_Requirements_.
Each entry in the listing below should be restated word for word.

— Start of Data to use —

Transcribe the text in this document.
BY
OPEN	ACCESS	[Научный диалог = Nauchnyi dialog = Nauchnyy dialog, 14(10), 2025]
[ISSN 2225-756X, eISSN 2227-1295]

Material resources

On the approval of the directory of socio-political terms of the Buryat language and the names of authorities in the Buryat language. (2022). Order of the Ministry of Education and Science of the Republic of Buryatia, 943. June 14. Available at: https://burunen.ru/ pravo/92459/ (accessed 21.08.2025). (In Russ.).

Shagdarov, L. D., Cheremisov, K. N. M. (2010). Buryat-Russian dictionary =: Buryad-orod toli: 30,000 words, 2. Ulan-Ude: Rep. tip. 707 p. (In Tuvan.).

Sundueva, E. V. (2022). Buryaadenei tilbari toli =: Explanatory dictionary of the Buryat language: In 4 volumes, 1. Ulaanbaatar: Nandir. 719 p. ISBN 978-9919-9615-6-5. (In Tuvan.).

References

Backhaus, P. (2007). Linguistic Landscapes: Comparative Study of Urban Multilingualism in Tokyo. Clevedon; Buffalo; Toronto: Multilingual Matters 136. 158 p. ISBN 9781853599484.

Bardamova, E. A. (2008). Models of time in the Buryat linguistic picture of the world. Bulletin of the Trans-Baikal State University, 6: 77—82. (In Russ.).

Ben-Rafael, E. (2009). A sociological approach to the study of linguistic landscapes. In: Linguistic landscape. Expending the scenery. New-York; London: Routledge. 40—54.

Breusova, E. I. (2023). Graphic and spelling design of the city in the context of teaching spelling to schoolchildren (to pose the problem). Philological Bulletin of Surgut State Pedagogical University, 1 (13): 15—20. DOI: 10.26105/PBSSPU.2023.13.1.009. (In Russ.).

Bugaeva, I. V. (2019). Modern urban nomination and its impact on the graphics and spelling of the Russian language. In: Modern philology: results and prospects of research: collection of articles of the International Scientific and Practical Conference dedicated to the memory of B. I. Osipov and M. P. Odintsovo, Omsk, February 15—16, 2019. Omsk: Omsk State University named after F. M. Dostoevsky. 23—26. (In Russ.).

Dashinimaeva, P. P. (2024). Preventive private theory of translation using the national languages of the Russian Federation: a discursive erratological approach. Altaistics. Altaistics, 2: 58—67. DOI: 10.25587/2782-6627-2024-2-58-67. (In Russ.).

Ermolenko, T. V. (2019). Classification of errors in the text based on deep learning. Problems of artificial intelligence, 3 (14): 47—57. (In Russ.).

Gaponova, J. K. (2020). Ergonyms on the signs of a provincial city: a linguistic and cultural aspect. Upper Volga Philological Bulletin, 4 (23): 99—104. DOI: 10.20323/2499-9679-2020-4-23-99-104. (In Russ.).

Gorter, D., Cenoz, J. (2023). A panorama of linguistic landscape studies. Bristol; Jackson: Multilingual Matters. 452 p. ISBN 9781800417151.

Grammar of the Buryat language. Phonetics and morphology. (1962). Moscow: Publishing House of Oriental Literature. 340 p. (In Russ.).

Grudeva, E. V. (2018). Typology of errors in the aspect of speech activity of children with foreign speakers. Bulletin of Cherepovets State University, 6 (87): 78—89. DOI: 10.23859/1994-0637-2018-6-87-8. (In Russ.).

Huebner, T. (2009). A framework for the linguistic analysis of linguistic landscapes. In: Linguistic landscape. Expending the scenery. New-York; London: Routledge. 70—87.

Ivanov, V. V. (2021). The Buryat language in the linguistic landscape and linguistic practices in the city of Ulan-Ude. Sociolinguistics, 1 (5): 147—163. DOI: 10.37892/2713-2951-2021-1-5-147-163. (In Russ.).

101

— End of Data to use —

_Task answer_.
Transcribe the text in this document.
BY
OPEN	ACCESS	[Научный диалог = Nauchnyi dialog = Nauchnyy dialog, 14(10), 2025]
[ISSN 2225-756X, eISSN 2227-1295]

Material resources

On the approval of the directory of socio-political terms of the Buryat language and the names of authorities in the Buryat language. (2022). Order of the Ministry of Education and Science of the Republic of Buryatia, 943. June 14. Available at: https://burunen.ru/ pravo/92459/ (accessed 21.08.2025). (In Russ.).

Shagdarov, L. D., Cheremisov, K. N. M. (2010). Buryat-Russian dictionary =: Buryad-orod toli: 30,000 words, 2. Ulan-Ude: Rep. tip. 707 p. (In Tuvan.).

Sundueva, E. V. (2022). Buryaadenei tilbari toli =: Explanatory dictionary of the Buryat language: In 4 volumes, 1. Ulaanbaatar: Nandir. 719 p. ISBN 978-9919-9615-6-5. (In Tuvan.).

References

Backhaus, P. (2007). Linguistic Landscapes: Comparative Study of Urban Multilingualism in Tokyo. Clevedon; Buffalo; Toronto: Multilingual Matters 136. 158 p. ISBN 9781853599484.

Bardamova, E. A. (2008). Models of time in the Buryat linguistic picture of the world. Bulletin of the Trans-Baikal State University, 6: 77—82. (In Russ.).

Ben-Rafael, E. (2009). A sociological approach to the study of linguistic landscapes. In: Linguistic landscape. Expending the scenery. New-York; London: Routledge. 40—54.

Breusova, E. I. (2023). Graphic and spelling design of the city in the context of teaching spelling to schoolchildren (to pose the problem). Philological Bulletin of Surgut State Pedagogical University, 1 (13): 15—20. DOI: 10.26105/PBSSPU.2023.13.1.009. (In Russ.).

Bugaeva, I. V. (2019). Modern urban nomination and its impact on the graphics and spelling of the Russian language. In: Modern philology: results and prospects of research: collection of articles of the International Scientific and Practical Conference dedicated to the memory of B. I. Osipov and M. P. Odintsovo, Omsk, February 15—16, 2019. Omsk: Omsk State University named after F. M. Dostoevsky. 23—26. (In Russ.).

Dashinimaeva, P. P. (2024). Preventive private theory of translation using the national languages of the Russian Federation: a discursive erratological approach. Altaistics. Altaistics, 2: 58—67. DOI: 10.25587/2782-6627-2024-2-58-67. (In Russ.).

Ermolenko, T. V. (2019). Classification of errors in the text based on deep learning. Problems of artificial intelligence, 3 (14): 47—57. (In Russ.).

Gaponova, J. K. (2020). Ergonyms on the signs of a provincial city: a linguistic and cultural aspect. Upper Volga Philological Bulletin, 4 (23): 99—104. DOI: 10.20323/2499-9679-2020-4-23-99-104. (In Russ.).

Gorter, D., Cenoz, J. (2023). A panorama of linguistic landscape studies. Bristol; Jackson: Multilingual Matters. 452 p. ISBN 9781800417151.

Grammar of the Buryat language. Phonetics and morphology. (1962). Moscow: Publishing House of Oriental Literature. 340 p. (In Russ.).

Grudeva, E. V. (2018). Typology of errors in the aspect of speech activity of children with foreign speakers. Bulletin of Cherepovets State University, 6 (87): 78—89. DOI: 10.23859/1994-0637-2018-6-87-8. (In Russ.).

Huebner, T. (2009). A framework for the linguistic analysis of linguistic landscapes. In: Linguistic landscape. Expending the scenery. New-York; London: Routledge. 70—87.

Ivanov, V. V. (2021). The Buryat language in the linguistic landscape and linguistic practices in the city of Ulan-Ude. Sociolinguistics, 1 (5): 147—163. DOI: 10.37892/2713-2951-2021-1-5-147-163. (In Russ.).

101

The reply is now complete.